Exercise details: Give back the full material, exactly as it reads.

Records:
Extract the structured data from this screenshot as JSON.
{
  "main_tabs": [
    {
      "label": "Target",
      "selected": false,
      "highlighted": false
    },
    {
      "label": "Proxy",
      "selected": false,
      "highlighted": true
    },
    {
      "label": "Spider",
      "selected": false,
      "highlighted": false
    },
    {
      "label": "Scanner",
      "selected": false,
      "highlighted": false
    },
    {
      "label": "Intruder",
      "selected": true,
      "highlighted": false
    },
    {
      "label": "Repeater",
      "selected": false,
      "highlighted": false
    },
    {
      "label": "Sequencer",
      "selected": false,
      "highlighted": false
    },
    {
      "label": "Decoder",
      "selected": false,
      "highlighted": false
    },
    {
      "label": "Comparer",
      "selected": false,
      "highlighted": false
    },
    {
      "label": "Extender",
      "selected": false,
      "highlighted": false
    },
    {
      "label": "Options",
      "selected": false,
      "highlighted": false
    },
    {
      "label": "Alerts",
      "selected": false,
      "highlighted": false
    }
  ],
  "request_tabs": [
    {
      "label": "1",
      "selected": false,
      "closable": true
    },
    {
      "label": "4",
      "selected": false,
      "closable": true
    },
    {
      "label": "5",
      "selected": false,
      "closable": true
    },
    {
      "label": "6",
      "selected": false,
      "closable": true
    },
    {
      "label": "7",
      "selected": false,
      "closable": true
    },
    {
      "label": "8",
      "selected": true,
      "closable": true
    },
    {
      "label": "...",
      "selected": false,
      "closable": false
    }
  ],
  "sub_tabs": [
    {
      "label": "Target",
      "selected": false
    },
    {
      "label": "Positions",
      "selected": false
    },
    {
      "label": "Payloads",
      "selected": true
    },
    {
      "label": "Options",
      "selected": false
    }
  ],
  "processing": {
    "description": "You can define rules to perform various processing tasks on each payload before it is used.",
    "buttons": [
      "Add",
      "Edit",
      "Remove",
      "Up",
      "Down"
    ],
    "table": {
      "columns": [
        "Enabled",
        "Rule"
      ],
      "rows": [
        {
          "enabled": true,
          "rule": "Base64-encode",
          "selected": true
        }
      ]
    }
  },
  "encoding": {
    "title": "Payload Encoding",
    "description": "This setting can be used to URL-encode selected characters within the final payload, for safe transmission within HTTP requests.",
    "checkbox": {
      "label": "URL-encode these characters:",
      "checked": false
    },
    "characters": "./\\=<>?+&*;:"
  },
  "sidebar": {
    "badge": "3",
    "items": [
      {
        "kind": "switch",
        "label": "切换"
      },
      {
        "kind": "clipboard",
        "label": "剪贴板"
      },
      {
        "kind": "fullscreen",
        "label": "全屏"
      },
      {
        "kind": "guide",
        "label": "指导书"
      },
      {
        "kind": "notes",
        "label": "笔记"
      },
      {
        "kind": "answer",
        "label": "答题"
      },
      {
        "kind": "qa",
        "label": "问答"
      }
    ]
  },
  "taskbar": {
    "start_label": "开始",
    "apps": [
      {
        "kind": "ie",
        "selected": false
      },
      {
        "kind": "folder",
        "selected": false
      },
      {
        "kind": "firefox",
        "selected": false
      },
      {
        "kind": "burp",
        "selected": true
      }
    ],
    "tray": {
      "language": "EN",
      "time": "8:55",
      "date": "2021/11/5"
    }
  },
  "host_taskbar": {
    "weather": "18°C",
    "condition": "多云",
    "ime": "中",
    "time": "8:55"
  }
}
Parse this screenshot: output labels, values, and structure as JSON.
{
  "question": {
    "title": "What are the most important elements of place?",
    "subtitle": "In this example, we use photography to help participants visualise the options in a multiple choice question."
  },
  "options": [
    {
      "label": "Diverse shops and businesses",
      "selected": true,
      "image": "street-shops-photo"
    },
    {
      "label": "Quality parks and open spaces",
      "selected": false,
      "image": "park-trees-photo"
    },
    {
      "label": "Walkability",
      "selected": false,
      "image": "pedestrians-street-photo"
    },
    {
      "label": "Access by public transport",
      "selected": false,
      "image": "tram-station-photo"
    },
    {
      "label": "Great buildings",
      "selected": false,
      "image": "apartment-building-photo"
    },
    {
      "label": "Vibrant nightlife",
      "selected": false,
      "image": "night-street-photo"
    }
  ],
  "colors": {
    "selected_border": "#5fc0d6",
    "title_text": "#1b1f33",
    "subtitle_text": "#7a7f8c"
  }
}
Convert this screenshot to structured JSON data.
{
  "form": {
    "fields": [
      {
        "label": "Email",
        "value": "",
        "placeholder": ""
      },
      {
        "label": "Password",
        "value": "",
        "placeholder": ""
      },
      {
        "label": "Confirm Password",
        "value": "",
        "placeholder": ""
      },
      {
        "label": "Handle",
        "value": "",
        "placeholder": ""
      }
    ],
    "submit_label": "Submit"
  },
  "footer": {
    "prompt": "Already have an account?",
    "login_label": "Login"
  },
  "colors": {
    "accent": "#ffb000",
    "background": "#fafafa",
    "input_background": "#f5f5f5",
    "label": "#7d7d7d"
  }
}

Response:
Extract the structured data from this screenshot as JSON.
{
  "main_tabs": [
    {
      "label": "Target",
      "selected": false,
      "highlighted": false
    },
    {
      "label": "Proxy",
      "selected": false,
      "highlighted": true
    },
    {
      "label": "Spider",
      "selected": false,
      "highlighted": false
    },
    {
      "label": "Scanner",
      "selected": false,
      "highlighted": false
    },
    {
      "label": "Intruder",
      "selected": true,
      "highlighted": false
    },
    {
      "label": "Repeater",
      "selected": false,
      "highlighted": false
    },
    {
      "label": "Sequencer",
      "selected": false,
      "highlighted": false
    },
    {
      "label": "Decoder",
      "selected": false,
      "highlighted": false
    },
    {
      "label": "Comparer",
      "selected": false,
      "highlighted": false
    },
    {
      "label": "Extender",
      "selected": false,
      "highlighted": false
    },
    {
      "label": "Options",
      "selected": false,
      "highlighted": false
    },
    {
      "label": "Alerts",
      "selected": false,
      "highlighted": false
    }
  ],
  "request_tabs": [
    {
      "label": "1",
      "selected": false,
      "closable": true
    },
    {
      "label": "4",
      "selected": false,
      "closable": true
    },
    {
      "label": "5",
      "selected": false,
      "closable": true
    },
    {
      "label": "6",
      "selected": false,
      "closable": true
    },
    {
      "label": "7",
      "selected": false,
      "closable": true
    },
    {
      "label": "8",
      "selected": true,
      "closable": true
    },
    {
      "label": "...",
      "selected": false,
      "closable": false
    }
  ],
  "sub_tabs": [
    {
      "label": "Target",
      "selected": false
    },
    {
      "label": "Positions",
      "selected": false
    },
    {
      "label": "Payloads",
      "selected": true
    },
    {
      "label": "Options",
      "selected": false
    }
  ],
  "processing": {
    "description": "You can define rules to perform various processing tasks on each payload before it is used.",
    "buttons": [
      "Add",
      "Edit",
      "Remove",
      "Up",
      "Down"
    ],
    "table": {
      "columns": [
        "Enabled",
        "Rule"
      ],
      "rows": [
        {
          "enabled": true,
          "rule": "Base64-encode",
          "selected": true
        }
      ]
    }
  },
  "encoding": {
    "title": "Payload Encoding",
    "description": "This setting can be used to URL-encode selected characters within the final payload, for safe transmission within HTTP requests.",
    "checkbox": {
      "label": "URL-encode these characters:",
      "checked": false
    },
    "characters": "./\\=<>?+&*;:"
  },
  "sidebar": {
    "badge": "3",
    "items": [
      {
        "kind": "switch",
        "label": "切换"
      },
      {
        "kind": "clipboard",
        "label": "剪贴板"
      },
      {
        "kind": "fullscreen",
        "label": "全屏"
      },
      {
        "kind": "guide",
        "label": "指导书"
      },
      {
        "kind": "notes",
        "label": "笔记"
      },
      {
        "kind": "answer",
        "label": "答题"
      },
      {
        "kind": "qa",
        "label": "问答"
      }
    ]
  },
  "taskbar": {
    "start_label": "开始",
    "apps": [
      {
        "kind": "ie",
        "selected": false
      },
      {
        "kind": "folder",
        "selected": false
      },
      {
        "kind": "firefox",
        "selected": false
      },
      {
        "kind": "burp",
        "selected": true
      }
    ],
    "tray": {
      "language": "EN",
      "time": "8:55",
      "date": "2021/11/5"
    }
  },
  "host_taskbar": {
    "weather": "18°C",
    "condition": "多云",
    "ime": "中",
    "time": "8:55"
  }
}
Parse this screenshot: output labels, values, and structure as JSON.
{
  "question": {
    "title": "What are the most important elements of place?",
    "subtitle": "In this example, we use photography to help participants visualise the options in a multiple choice question."
  },
  "options": [
    {
      "label": "Diverse shops and businesses",
      "selected": true,
      "image": "street-shops-photo"
    },
    {
      "label": "Quality parks and open spaces",
      "selected": false,
      "image": "park-trees-photo"
    },
    {
      "label": "Walkability",
      "selected": false,
      "image": "pedestrians-street-photo"
    },
    {
      "label": "Access by public transport",
      "selected": false,
      "image": "tram-station-photo"
    },
    {
      "label": "Great buildings",
      "selected": false,
      "image": "apartment-building-photo"
    },
    {
      "label": "Vibrant nightlife",
      "selected": false,
      "image": "night-street-photo"
    }
  ],
  "colors": {
    "selected_border": "#5fc0d6",
    "title_text": "#1b1f33",
    "subtitle_text": "#7a7f8c"
  }
}
Convert this screenshot to structured JSON data.
{
  "form": {
    "fields": [
      {
        "label": "Email",
        "value": "",
        "placeholder": ""
      },
      {
        "label": "Password",
        "value": "",
        "placeholder": ""
      },
      {
        "label": "Confirm Password",
        "value": "",
        "placeholder": ""
      },
      {
        "label": "Handle",
        "value": "",
        "placeholder": ""
      }
    ],
    "submit_label": "Submit"
  },
  "footer": {
    "prompt": "Already have an account?",
    "login_label": "Login"
  },
  "colors": {
    "accent": "#ffb000",
    "background": "#fafafa",
    "input_background": "#f5f5f5",
    "label": "#7d7d7d"
  }
}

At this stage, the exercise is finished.